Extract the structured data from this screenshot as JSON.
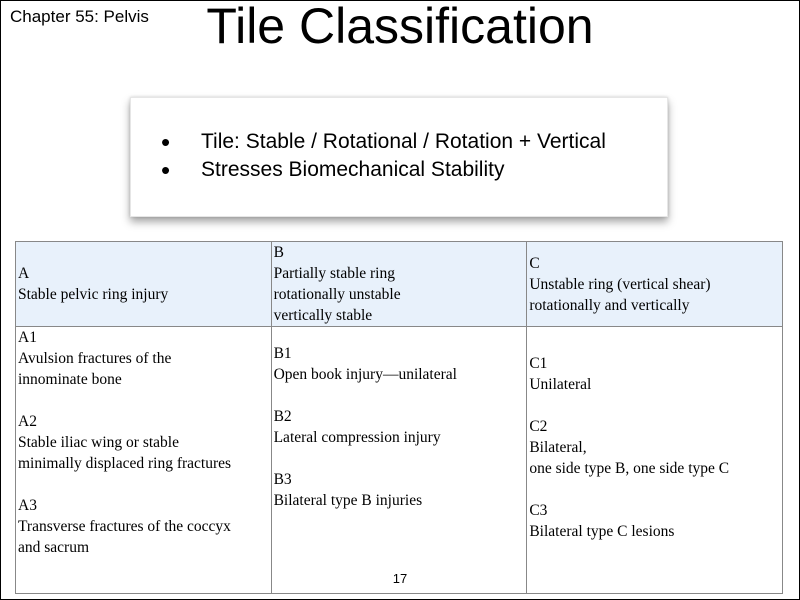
{
  "chapter": "Chapter 55: Pelvis",
  "title": "Tile Classification",
  "bullets": [
    "Tile: Stable / Rotational / Rotation + Vertical",
    "Stresses Biomechanical Stability"
  ],
  "table": {
    "headers": [
      {
        "code": "A",
        "lines": [
          "Stable pelvic ring injury"
        ]
      },
      {
        "code": "B",
        "lines": [
          "Partially stable ring",
          "rotationally unstable",
          "vertically stable"
        ]
      },
      {
        "code": "C",
        "lines": [
          "Unstable ring (vertical shear)",
          "rotationally and vertically"
        ]
      }
    ],
    "columns": [
      [
        {
          "code": "A1",
          "lines": [
            "Avulsion fractures of the",
            "innominate bone"
          ]
        },
        {
          "code": "A2",
          "lines": [
            "Stable iliac wing or stable",
            "minimally displaced ring fractures"
          ]
        },
        {
          "code": "A3",
          "lines": [
            "Transverse fractures of the coccyx",
            "and sacrum"
          ]
        }
      ],
      [
        {
          "code": "B1",
          "lines": [
            "Open book injury—unilateral"
          ]
        },
        {
          "code": "B2",
          "lines": [
            "Lateral compression injury"
          ]
        },
        {
          "code": "B3",
          "lines": [
            "Bilateral type B injuries"
          ]
        }
      ],
      [
        {
          "code": "C1",
          "lines": [
            "Unilateral"
          ]
        },
        {
          "code": "C2",
          "lines": [
            "Bilateral,",
            "one side type B, one side type C"
          ]
        },
        {
          "code": "C3",
          "lines": [
            "Bilateral type C lesions"
          ]
        }
      ]
    ]
  },
  "page_number": "17"
}
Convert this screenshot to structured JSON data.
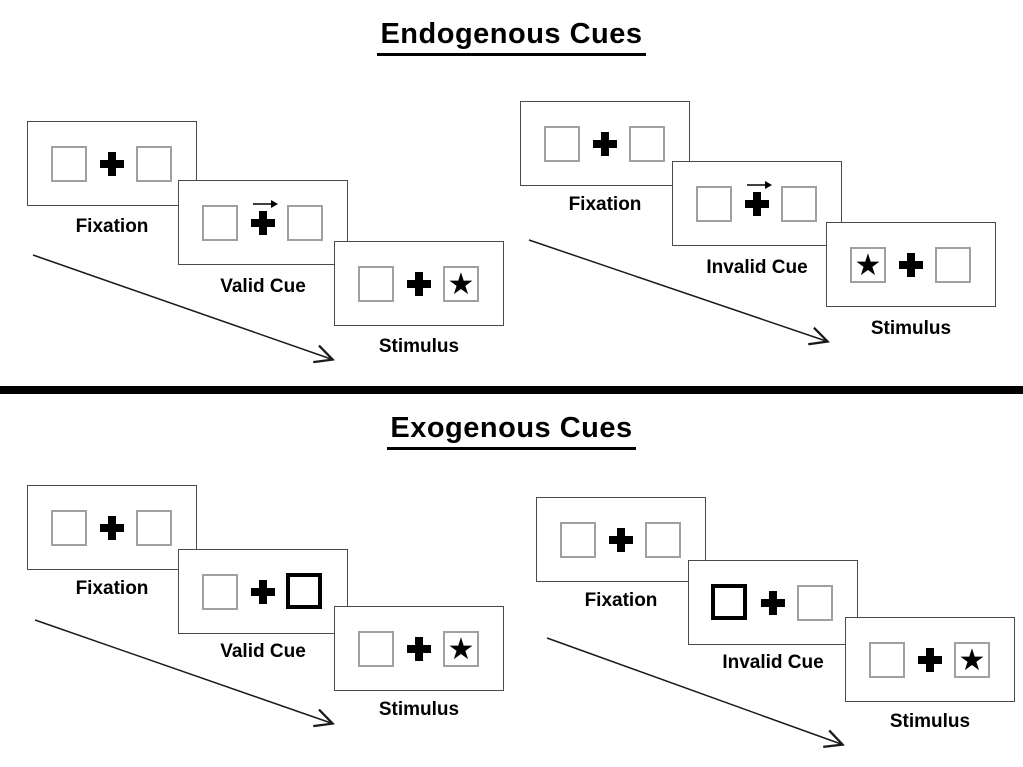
{
  "titles": {
    "endogenous": "Endogenous Cues",
    "exogenous": "Exogenous Cues"
  },
  "sequences": {
    "endo_valid": {
      "fixation": "Fixation",
      "cue": "Valid Cue",
      "stimulus": "Stimulus",
      "cue_type": "central-arrow-right",
      "star_side": "right"
    },
    "endo_invalid": {
      "fixation": "Fixation",
      "cue": "Invalid Cue",
      "stimulus": "Stimulus",
      "cue_type": "central-arrow-right",
      "star_side": "left"
    },
    "exo_valid": {
      "fixation": "Fixation",
      "cue": "Valid Cue",
      "stimulus": "Stimulus",
      "cue_type": "peripheral-box-right",
      "star_side": "right"
    },
    "exo_invalid": {
      "fixation": "Fixation",
      "cue": "Invalid Cue",
      "stimulus": "Stimulus",
      "cue_type": "peripheral-box-left",
      "star_side": "right"
    }
  },
  "icons": {
    "star": "★"
  },
  "colors": {
    "background": "#ffffff",
    "ink": "#000000",
    "panel_border": "#4a4a4a",
    "box_border": "#a0a0a0",
    "cue_box_border": "#000000"
  }
}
* * * * * * *
◆ TASK DIRECTIONS
Go through the preceding material and copy each line that has the word "rotationally".

◆ ANSWER TO THE PROBLEM
          "rotationally unstable",
          "rotationally and vertically"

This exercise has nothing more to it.